**Requirements**.
Omit every picture and write out the rest of the records exactly.
------
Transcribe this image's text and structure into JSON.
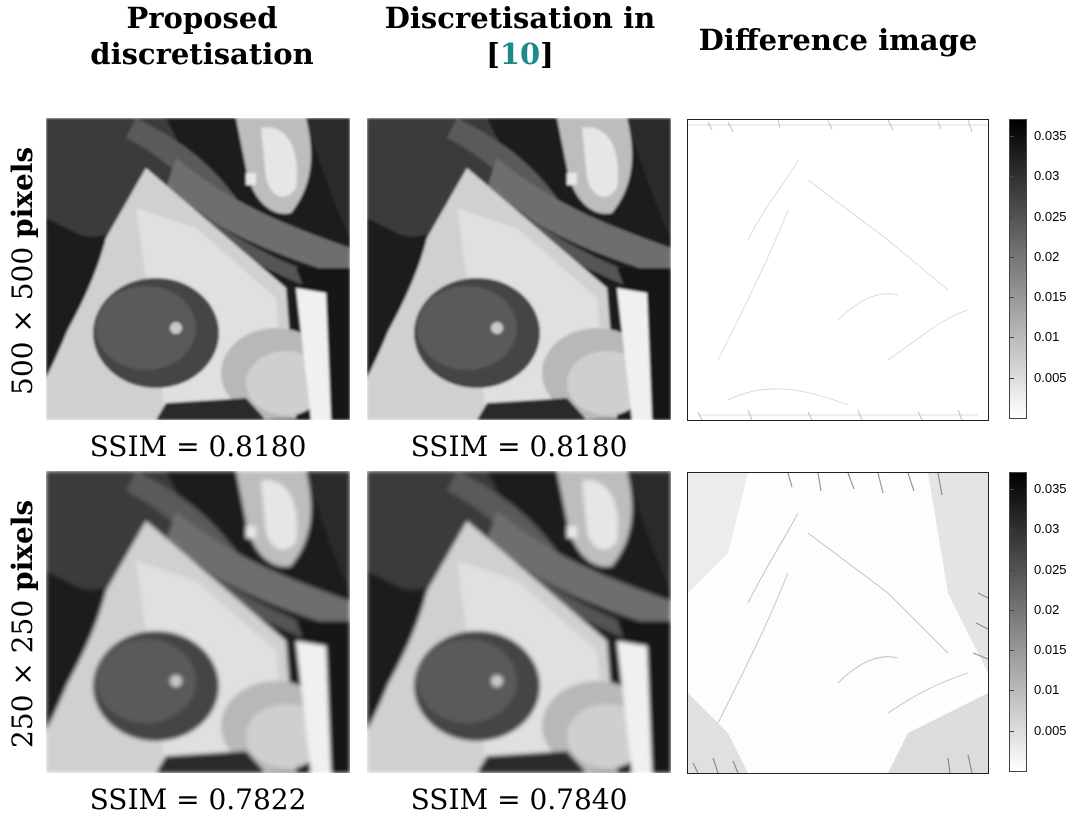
{
  "headers": {
    "col1_line1": "Proposed",
    "col1_line2": "discretisation",
    "col2_line1": "Discretisation in",
    "col2_bracket_open": "[",
    "col2_ref": "10",
    "col2_bracket_close": "]",
    "col3": "Difference image"
  },
  "rows": [
    {
      "label_size": "500 × 500 ",
      "label_unit": "pixels",
      "ssim_proposed": "SSIM = 0.8180",
      "ssim_reference": "SSIM = 0.8180"
    },
    {
      "label_size": "250 × 250 ",
      "label_unit": "pixels",
      "ssim_proposed": "SSIM = 0.7822",
      "ssim_reference": "SSIM = 0.7840"
    }
  ],
  "colorbar": {
    "ticks": [
      "0.035",
      "0.03",
      "0.025",
      "0.02",
      "0.015",
      "0.01",
      "0.005"
    ],
    "max": 0.037,
    "min": 0.0,
    "colormap": "gray-reversed"
  },
  "colors": {
    "cite": "#1a8a8a"
  }
}
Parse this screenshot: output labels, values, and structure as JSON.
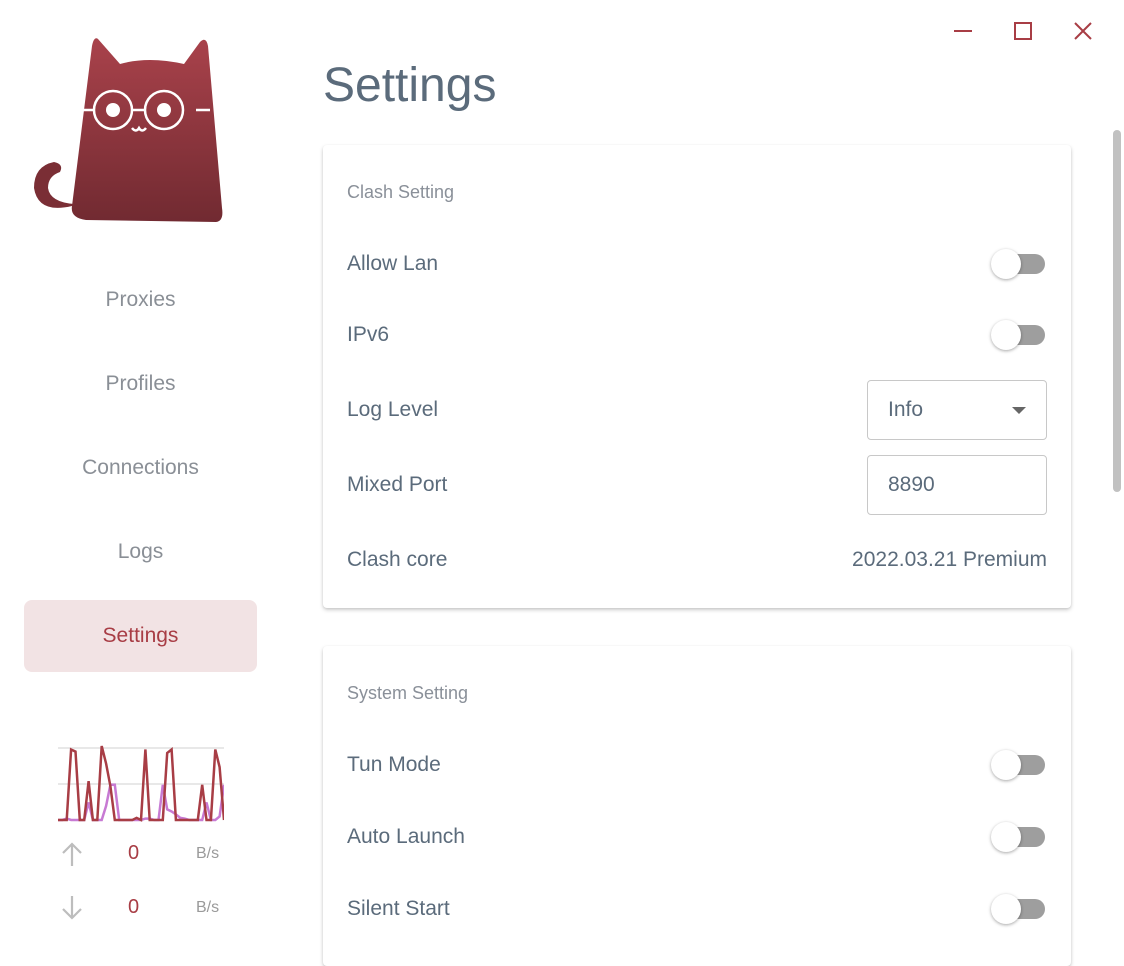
{
  "window": {
    "controls": [
      {
        "icon": "minimize-icon"
      },
      {
        "icon": "maximize-icon"
      },
      {
        "icon": "close-icon"
      }
    ],
    "accent": "#a83d45"
  },
  "sidebar": {
    "logo": "cat-logo",
    "items": [
      {
        "label": "Proxies"
      },
      {
        "label": "Profiles"
      },
      {
        "label": "Connections"
      },
      {
        "label": "Logs"
      },
      {
        "label": "Settings",
        "active": true
      }
    ],
    "traffic": {
      "upload": {
        "value": "0",
        "unit": "B/s",
        "icon": "arrow-up-icon"
      },
      "download": {
        "value": "0",
        "unit": "B/s",
        "icon": "arrow-down-icon"
      },
      "history_primary": [
        0,
        0,
        0,
        100,
        97,
        0,
        0,
        55,
        0,
        0,
        105,
        80,
        48,
        0,
        0,
        0,
        0,
        0,
        3,
        0,
        100,
        0,
        0,
        0,
        0,
        95,
        100,
        0,
        0,
        0,
        0,
        0,
        0,
        50,
        0,
        0,
        100,
        75,
        0
      ],
      "history_secondary": [
        0,
        0,
        2,
        0,
        0,
        0,
        0,
        25,
        0,
        0,
        0,
        20,
        50,
        50,
        0,
        0,
        0,
        0,
        0,
        0,
        2,
        2,
        0,
        0,
        50,
        15,
        12,
        8,
        3,
        2,
        0,
        0,
        0,
        0,
        25,
        0,
        0,
        5,
        50
      ],
      "colors": {
        "primary": "#a83d45",
        "secondary": "#c77ad3"
      }
    }
  },
  "main": {
    "title": "Settings",
    "clash": {
      "title": "Clash Setting",
      "allow_lan": {
        "label": "Allow Lan",
        "on": false
      },
      "ipv6": {
        "label": "IPv6",
        "on": false
      },
      "log_level": {
        "label": "Log Level",
        "value": "Info"
      },
      "mixed_port": {
        "label": "Mixed Port",
        "value": "8890"
      },
      "core": {
        "label": "Clash core",
        "value": "2022.03.21 Premium"
      }
    },
    "system": {
      "title": "System Setting",
      "tun": {
        "label": "Tun Mode",
        "on": false
      },
      "auto_launch": {
        "label": "Auto Launch",
        "on": false
      },
      "silent_start": {
        "label": "Silent Start",
        "on": false
      }
    }
  }
}
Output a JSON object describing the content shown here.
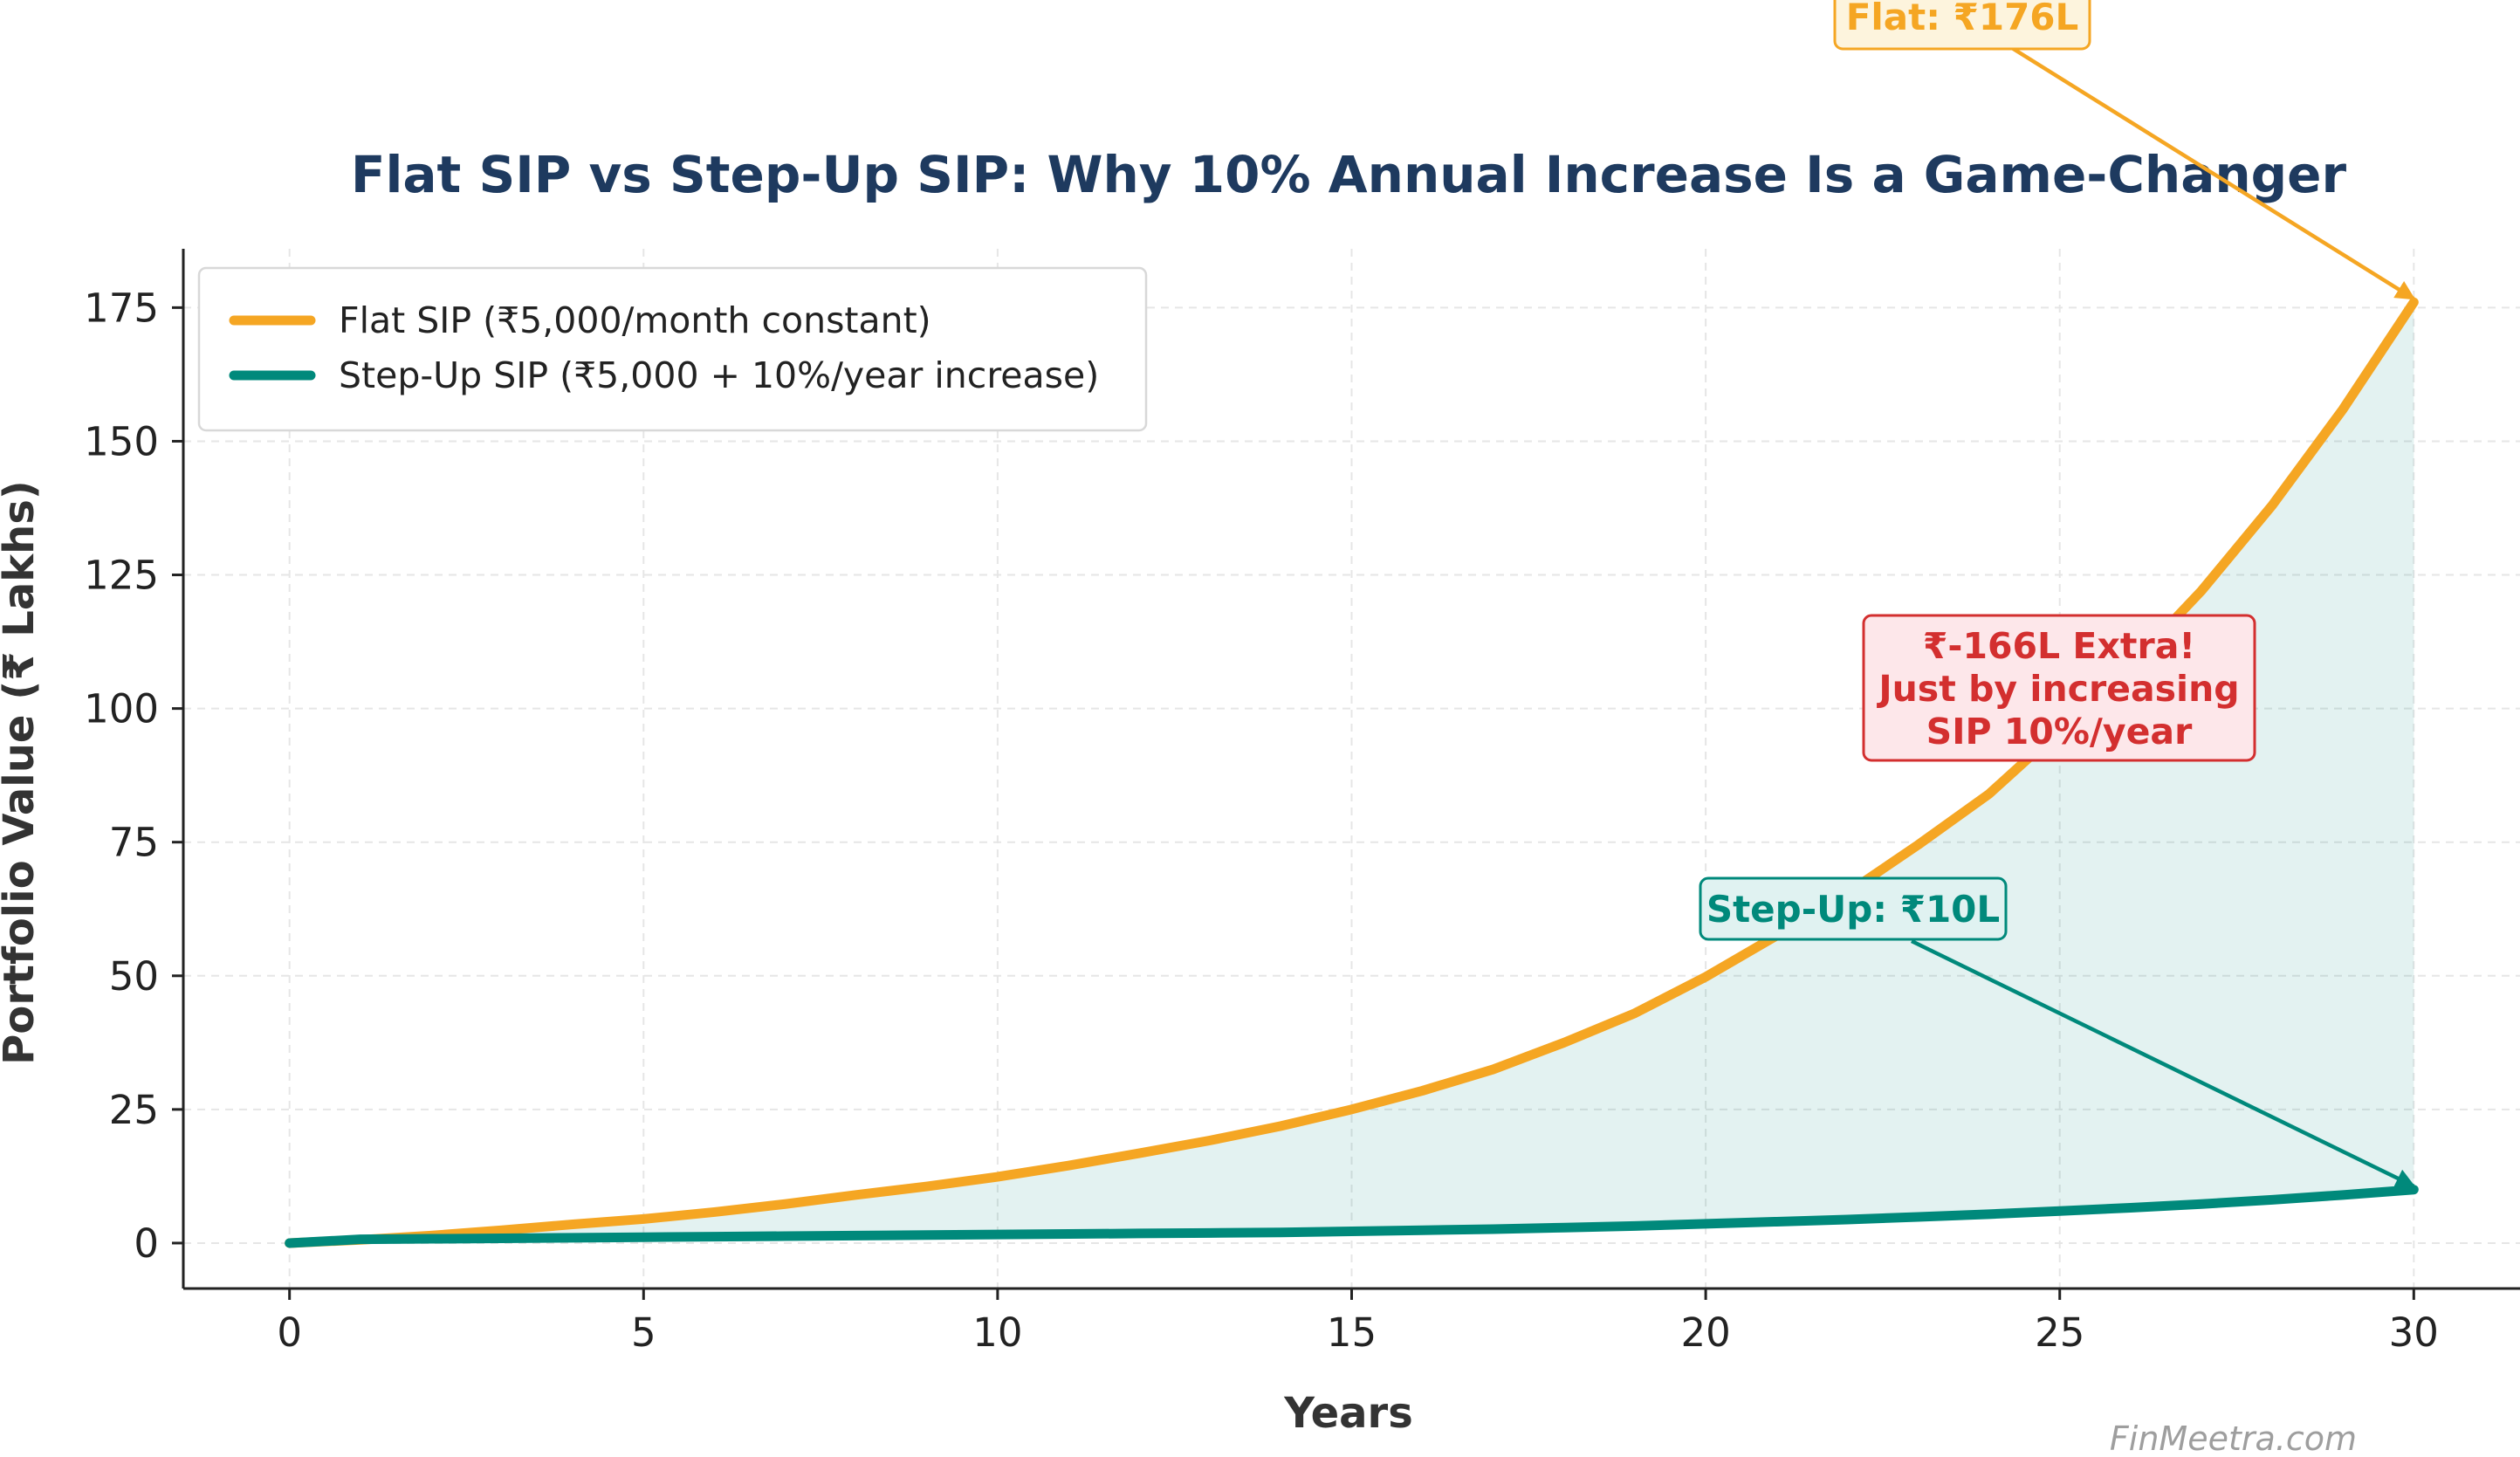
------
**Answer for this exercise**.
Transcribe this image's text and structure into JSON.
{
  "headers": {
    "col1_line1": "Proposed",
    "col1_line2": "discretisation",
    "col2_line1": "Discretisation in",
    "col2_bracket_open": "[",
    "col2_ref": "10",
    "col2_bracket_close": "]",
    "col3": "Difference image"
  },
  "rows": [
    {
      "label_size": "500 × 500 ",
      "label_unit": "pixels",
      "ssim_proposed": "SSIM = 0.8180",
      "ssim_reference": "SSIM = 0.8180"
    },
    {
      "label_size": "250 × 250 ",
      "label_unit": "pixels",
      "ssim_proposed": "SSIM = 0.7822",
      "ssim_reference": "SSIM = 0.7840"
    }
  ],
  "colorbar": {
    "ticks": [
      "0.035",
      "0.03",
      "0.025",
      "0.02",
      "0.015",
      "0.01",
      "0.005"
    ],
    "max": 0.037,
    "min": 0.0,
    "colormap": "gray-reversed"
  },
  "colors": {
    "cite": "#1a8a8a"
  }
}
Parse this screenshot: output labels, values, and structure as JSON.
{
  "window": {
    "controls": [
      {
        "icon": "minimize-icon"
      },
      {
        "icon": "maximize-icon"
      },
      {
        "icon": "close-icon"
      }
    ],
    "accent": "#a83d45"
  },
  "sidebar": {
    "logo": "cat-logo",
    "items": [
      {
        "label": "Proxies"
      },
      {
        "label": "Profiles"
      },
      {
        "label": "Connections"
      },
      {
        "label": "Logs"
      },
      {
        "label": "Settings",
        "active": true
      }
    ],
    "traffic": {
      "upload": {
        "value": "0",
        "unit": "B/s",
        "icon": "arrow-up-icon"
      },
      "download": {
        "value": "0",
        "unit": "B/s",
        "icon": "arrow-down-icon"
      },
      "history_primary": [
        0,
        0,
        0,
        100,
        97,
        0,
        0,
        55,
        0,
        0,
        105,
        80,
        48,
        0,
        0,
        0,
        0,
        0,
        3,
        0,
        100,
        0,
        0,
        0,
        0,
        95,
        100,
        0,
        0,
        0,
        0,
        0,
        0,
        50,
        0,
        0,
        100,
        75,
        0
      ],
      "history_secondary": [
        0,
        0,
        2,
        0,
        0,
        0,
        0,
        25,
        0,
        0,
        0,
        20,
        50,
        50,
        0,
        0,
        0,
        0,
        0,
        0,
        2,
        2,
        0,
        0,
        50,
        15,
        12,
        8,
        3,
        2,
        0,
        0,
        0,
        0,
        25,
        0,
        0,
        5,
        50
      ],
      "colors": {
        "primary": "#a83d45",
        "secondary": "#c77ad3"
      }
    }
  },
  "main": {
    "title": "Settings",
    "clash": {
      "title": "Clash Setting",
      "allow_lan": {
        "label": "Allow Lan",
        "on": false
      },
      "ipv6": {
        "label": "IPv6",
        "on": false
      },
      "log_level": {
        "label": "Log Level",
        "value": "Info"
      },
      "mixed_port": {
        "label": "Mixed Port",
        "value": "8890"
      },
      "core": {
        "label": "Clash core",
        "value": "2022.03.21 Premium"
      }
    },
    "system": {
      "title": "System Setting",
      "tun": {
        "label": "Tun Mode",
        "on": false
      },
      "auto_launch": {
        "label": "Auto Launch",
        "on": false
      },
      "silent_start": {
        "label": "Silent Start",
        "on": false
      }
    }
  }
}
Output a JSON object describing the content shown here.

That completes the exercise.